[Required work]
Copy out every record precisely.
— Start of Entries provided —
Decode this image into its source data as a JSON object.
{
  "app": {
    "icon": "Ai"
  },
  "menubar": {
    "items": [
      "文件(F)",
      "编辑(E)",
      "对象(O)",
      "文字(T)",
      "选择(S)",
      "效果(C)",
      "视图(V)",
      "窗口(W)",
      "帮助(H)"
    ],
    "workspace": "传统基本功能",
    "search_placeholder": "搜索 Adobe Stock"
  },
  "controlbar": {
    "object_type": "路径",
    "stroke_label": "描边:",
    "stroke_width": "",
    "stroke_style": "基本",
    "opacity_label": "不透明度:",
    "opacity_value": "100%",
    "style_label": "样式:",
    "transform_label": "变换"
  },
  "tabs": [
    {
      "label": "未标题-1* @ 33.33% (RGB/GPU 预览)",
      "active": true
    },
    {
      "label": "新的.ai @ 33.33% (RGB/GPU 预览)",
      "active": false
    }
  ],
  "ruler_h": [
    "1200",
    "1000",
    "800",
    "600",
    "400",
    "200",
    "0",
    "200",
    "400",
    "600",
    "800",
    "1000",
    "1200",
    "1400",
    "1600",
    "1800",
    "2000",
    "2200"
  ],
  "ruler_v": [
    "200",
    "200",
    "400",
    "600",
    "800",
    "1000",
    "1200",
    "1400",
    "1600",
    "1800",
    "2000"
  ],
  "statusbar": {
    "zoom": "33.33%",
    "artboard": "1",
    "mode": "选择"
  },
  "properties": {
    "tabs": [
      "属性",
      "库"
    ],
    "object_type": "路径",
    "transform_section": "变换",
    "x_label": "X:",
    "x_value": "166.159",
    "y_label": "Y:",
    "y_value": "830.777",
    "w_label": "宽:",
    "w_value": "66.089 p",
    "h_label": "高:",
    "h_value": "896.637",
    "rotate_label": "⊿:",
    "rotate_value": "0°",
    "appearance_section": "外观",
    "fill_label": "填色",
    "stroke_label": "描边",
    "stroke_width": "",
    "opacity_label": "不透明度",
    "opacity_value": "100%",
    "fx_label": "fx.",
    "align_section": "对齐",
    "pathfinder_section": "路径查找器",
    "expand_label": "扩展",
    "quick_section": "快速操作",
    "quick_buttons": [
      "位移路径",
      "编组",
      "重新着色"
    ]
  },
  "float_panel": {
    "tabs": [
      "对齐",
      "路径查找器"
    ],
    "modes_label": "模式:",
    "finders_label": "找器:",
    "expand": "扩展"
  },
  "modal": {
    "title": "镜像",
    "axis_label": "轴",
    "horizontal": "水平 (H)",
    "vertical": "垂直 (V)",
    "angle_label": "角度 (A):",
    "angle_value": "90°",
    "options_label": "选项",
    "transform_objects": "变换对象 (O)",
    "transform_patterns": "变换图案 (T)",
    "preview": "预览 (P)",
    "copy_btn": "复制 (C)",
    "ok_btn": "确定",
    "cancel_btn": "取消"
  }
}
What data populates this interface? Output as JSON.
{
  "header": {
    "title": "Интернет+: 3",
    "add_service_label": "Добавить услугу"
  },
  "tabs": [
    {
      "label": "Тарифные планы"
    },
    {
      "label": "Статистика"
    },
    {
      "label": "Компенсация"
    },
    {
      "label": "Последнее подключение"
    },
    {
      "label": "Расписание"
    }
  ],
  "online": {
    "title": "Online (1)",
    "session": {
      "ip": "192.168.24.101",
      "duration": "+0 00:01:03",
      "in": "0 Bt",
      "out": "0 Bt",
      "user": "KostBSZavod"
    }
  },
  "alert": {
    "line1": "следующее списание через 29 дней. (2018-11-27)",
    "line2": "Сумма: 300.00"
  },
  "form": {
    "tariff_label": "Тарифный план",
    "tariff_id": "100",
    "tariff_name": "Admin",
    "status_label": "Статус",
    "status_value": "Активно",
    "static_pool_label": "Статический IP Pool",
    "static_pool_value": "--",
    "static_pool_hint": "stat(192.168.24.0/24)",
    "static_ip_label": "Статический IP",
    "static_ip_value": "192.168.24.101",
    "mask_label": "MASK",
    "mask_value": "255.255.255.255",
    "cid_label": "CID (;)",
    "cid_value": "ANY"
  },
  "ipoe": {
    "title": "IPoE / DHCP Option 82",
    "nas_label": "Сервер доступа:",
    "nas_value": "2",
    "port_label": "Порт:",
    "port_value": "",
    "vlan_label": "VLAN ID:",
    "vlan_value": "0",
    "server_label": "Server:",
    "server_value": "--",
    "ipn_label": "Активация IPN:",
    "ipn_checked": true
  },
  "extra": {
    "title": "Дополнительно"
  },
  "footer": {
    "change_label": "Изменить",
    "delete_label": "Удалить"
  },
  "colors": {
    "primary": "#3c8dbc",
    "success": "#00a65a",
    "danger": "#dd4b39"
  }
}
— End of Entries provided —
[Task solution]
Decode this image into its source data as a JSON object.
{
  "app": {
    "icon": "Ai"
  },
  "menubar": {
    "items": [
      "文件(F)",
      "编辑(E)",
      "对象(O)",
      "文字(T)",
      "选择(S)",
      "效果(C)",
      "视图(V)",
      "窗口(W)",
      "帮助(H)"
    ],
    "workspace": "传统基本功能",
    "search_placeholder": "搜索 Adobe Stock"
  },
  "controlbar": {
    "object_type": "路径",
    "stroke_label": "描边:",
    "stroke_width": "",
    "stroke_style": "基本",
    "opacity_label": "不透明度:",
    "opacity_value": "100%",
    "style_label": "样式:",
    "transform_label": "变换"
  },
  "tabs": [
    {
      "label": "未标题-1* @ 33.33% (RGB/GPU 预览)",
      "active": true
    },
    {
      "label": "新的.ai @ 33.33% (RGB/GPU 预览)",
      "active": false
    }
  ],
  "ruler_h": [
    "1200",
    "1000",
    "800",
    "600",
    "400",
    "200",
    "0",
    "200",
    "400",
    "600",
    "800",
    "1000",
    "1200",
    "1400",
    "1600",
    "1800",
    "2000",
    "2200"
  ],
  "ruler_v": [
    "200",
    "200",
    "400",
    "600",
    "800",
    "1000",
    "1200",
    "1400",
    "1600",
    "1800",
    "2000"
  ],
  "statusbar": {
    "zoom": "33.33%",
    "artboard": "1",
    "mode": "选择"
  },
  "properties": {
    "tabs": [
      "属性",
      "库"
    ],
    "object_type": "路径",
    "transform_section": "变换",
    "x_label": "X:",
    "x_value": "166.159",
    "y_label": "Y:",
    "y_value": "830.777",
    "w_label": "宽:",
    "w_value": "66.089 p",
    "h_label": "高:",
    "h_value": "896.637",
    "rotate_label": "⊿:",
    "rotate_value": "0°",
    "appearance_section": "外观",
    "fill_label": "填色",
    "stroke_label": "描边",
    "stroke_width": "",
    "opacity_label": "不透明度",
    "opacity_value": "100%",
    "fx_label": "fx.",
    "align_section": "对齐",
    "pathfinder_section": "路径查找器",
    "expand_label": "扩展",
    "quick_section": "快速操作",
    "quick_buttons": [
      "位移路径",
      "编组",
      "重新着色"
    ]
  },
  "float_panel": {
    "tabs": [
      "对齐",
      "路径查找器"
    ],
    "modes_label": "模式:",
    "finders_label": "找器:",
    "expand": "扩展"
  },
  "modal": {
    "title": "镜像",
    "axis_label": "轴",
    "horizontal": "水平 (H)",
    "vertical": "垂直 (V)",
    "angle_label": "角度 (A):",
    "angle_value": "90°",
    "options_label": "选项",
    "transform_objects": "变换对象 (O)",
    "transform_patterns": "变换图案 (T)",
    "preview": "预览 (P)",
    "copy_btn": "复制 (C)",
    "ok_btn": "确定",
    "cancel_btn": "取消"
  }
}
What data populates this interface? Output as JSON.
{
  "header": {
    "title": "Интернет+: 3",
    "add_service_label": "Добавить услугу"
  },
  "tabs": [
    {
      "label": "Тарифные планы"
    },
    {
      "label": "Статистика"
    },
    {
      "label": "Компенсация"
    },
    {
      "label": "Последнее подключение"
    },
    {
      "label": "Расписание"
    }
  ],
  "online": {
    "title": "Online (1)",
    "session": {
      "ip": "192.168.24.101",
      "duration": "+0 00:01:03",
      "in": "0 Bt",
      "out": "0 Bt",
      "user": "KostBSZavod"
    }
  },
  "alert": {
    "line1": "следующее списание через 29 дней. (2018-11-27)",
    "line2": "Сумма: 300.00"
  },
  "form": {
    "tariff_label": "Тарифный план",
    "tariff_id": "100",
    "tariff_name": "Admin",
    "status_label": "Статус",
    "status_value": "Активно",
    "static_pool_label": "Статический IP Pool",
    "static_pool_value": "--",
    "static_pool_hint": "stat(192.168.24.0/24)",
    "static_ip_label": "Статический IP",
    "static_ip_value": "192.168.24.101",
    "mask_label": "MASK",
    "mask_value": "255.255.255.255",
    "cid_label": "CID (;)",
    "cid_value": "ANY"
  },
  "ipoe": {
    "title": "IPoE / DHCP Option 82",
    "nas_label": "Сервер доступа:",
    "nas_value": "2",
    "port_label": "Порт:",
    "port_value": "",
    "vlan_label": "VLAN ID:",
    "vlan_value": "0",
    "server_label": "Server:",
    "server_value": "--",
    "ipn_label": "Активация IPN:",
    "ipn_checked": true
  },
  "extra": {
    "title": "Дополнительно"
  },
  "footer": {
    "change_label": "Изменить",
    "delete_label": "Удалить"
  },
  "colors": {
    "primary": "#3c8dbc",
    "success": "#00a65a",
    "danger": "#dd4b39"
  }
}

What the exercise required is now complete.